Exercise aim:
Keep the images out and copy every entry below exactly.

Extracted entries:
================
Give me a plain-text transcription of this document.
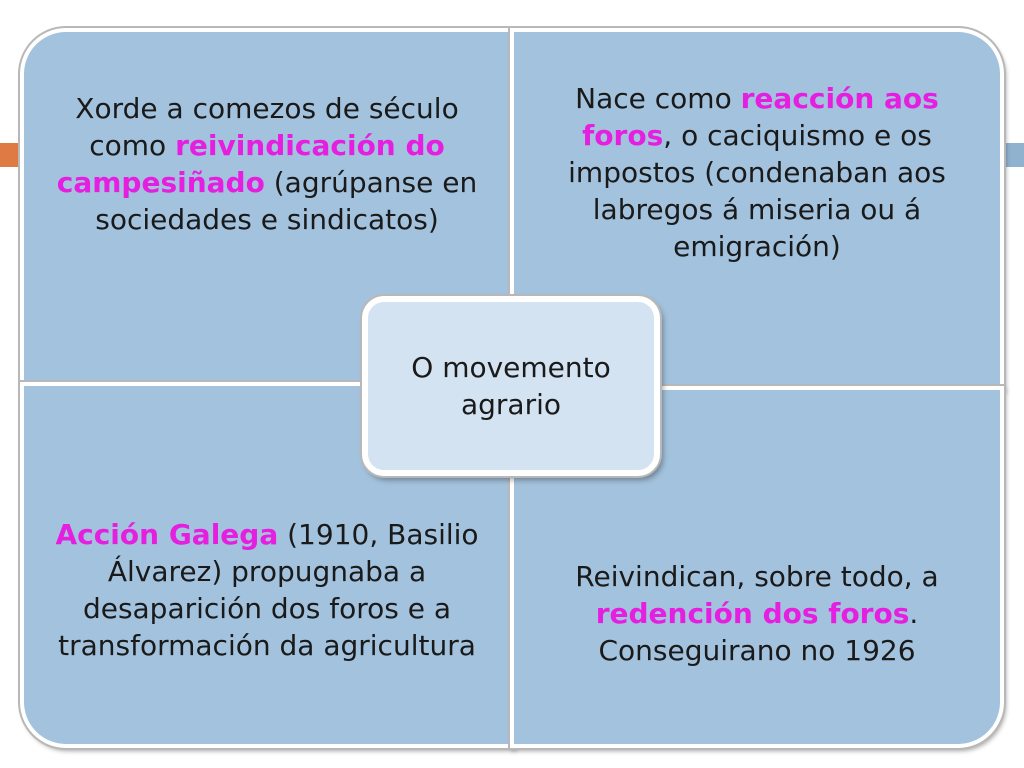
Xorde a comezos de século como reivindicación do campesiñado (agrúpanse en sociedades e sindicatos)
Nace como reacción aos foros, o caciquismo e os impostos (condenaban aos labregos á miseria ou á emigración)
Acción Galega (1910, Basilio Álvarez) propugnaba a desaparición dos foros e a transformación da agricultura
Reivindican, sobre todo, a redención dos foros. Conseguirano no 1926
O movemento
agrario
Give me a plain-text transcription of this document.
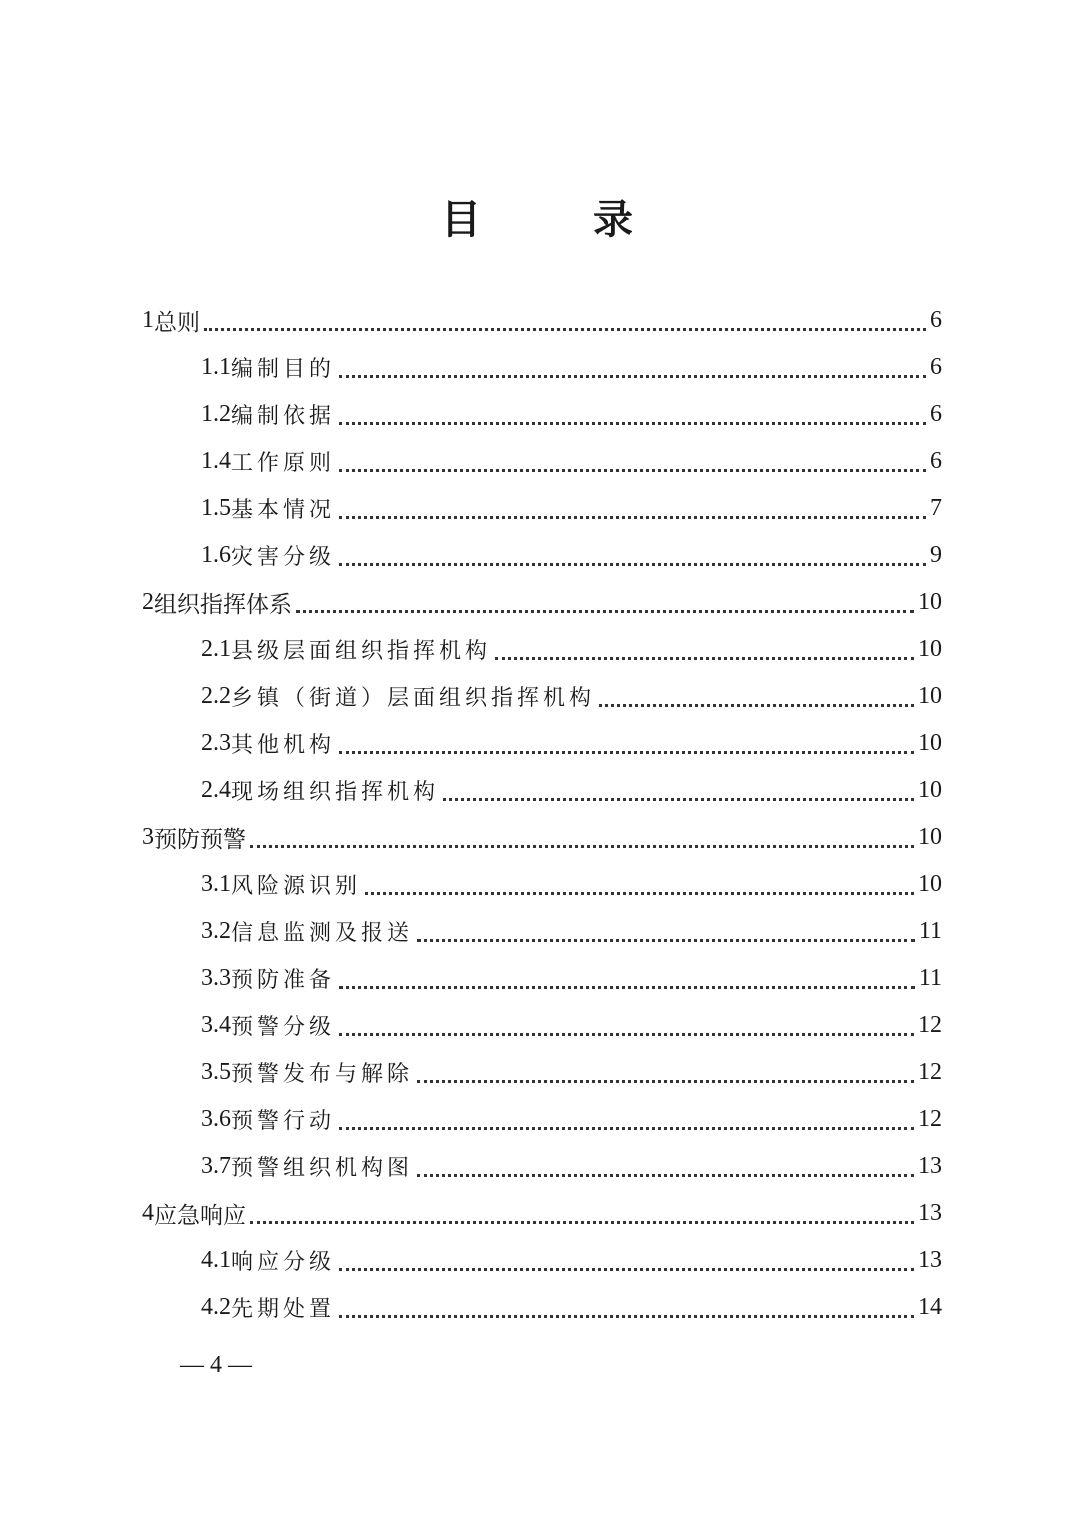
目　录
1 总则	6
1.1 编制目的	6
1.2 编制依据	6
1.4 工作原则	6
1.5 基本情况	7
1.6 灾害分级	9
2 组织指挥体系	10
2.1 县级层面组织指挥机构	10
2.2 乡镇（街道）层面组织指挥机构	10
2.3 其他机构	10
2.4 现场组织指挥机构	10
3 预防预警	10
3.1 风险源识别	10
3.2 信息监测及报送	11
3.3 预防准备	11
3.4 预警分级	12
3.5 预警发布与解除	12
3.6 预警行动	12
3.7 预警组织机构图	13
4 应急响应	13
4.1 响应分级	13
4.2 先期处置	14
— 4 —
================
Task answer:
Give me a plain-text transcription of this document.
Xorde a comezos de século como reivindicación do campesiñado (agrúpanse en sociedades e sindicatos)
Nace como reacción aos foros, o caciquismo e os impostos (condenaban aos labregos á miseria ou á emigración)
Acción Galega (1910, Basilio Álvarez) propugnaba a desaparición dos foros e a transformación da agricultura
Reivindican, sobre todo, a redención dos foros. Conseguirano no 1926
O movemento
agrario
Give me a plain-text transcription of this document.
目　录
1 总则	6
1.1 编制目的	6
1.2 编制依据	6
1.4 工作原则	6
1.5 基本情况	7
1.6 灾害分级	9
2 组织指挥体系	10
2.1 县级层面组织指挥机构	10
2.2 乡镇（街道）层面组织指挥机构	10
2.3 其他机构	10
2.4 现场组织指挥机构	10
3 预防预警	10
3.1 风险源识别	10
3.2 信息监测及报送	11
3.3 预防准备	11
3.4 预警分级	12
3.5 预警发布与解除	12
3.6 预警行动	12
3.7 预警组织机构图	13
4 应急响应	13
4.1 响应分级	13
4.2 先期处置	14
— 4 —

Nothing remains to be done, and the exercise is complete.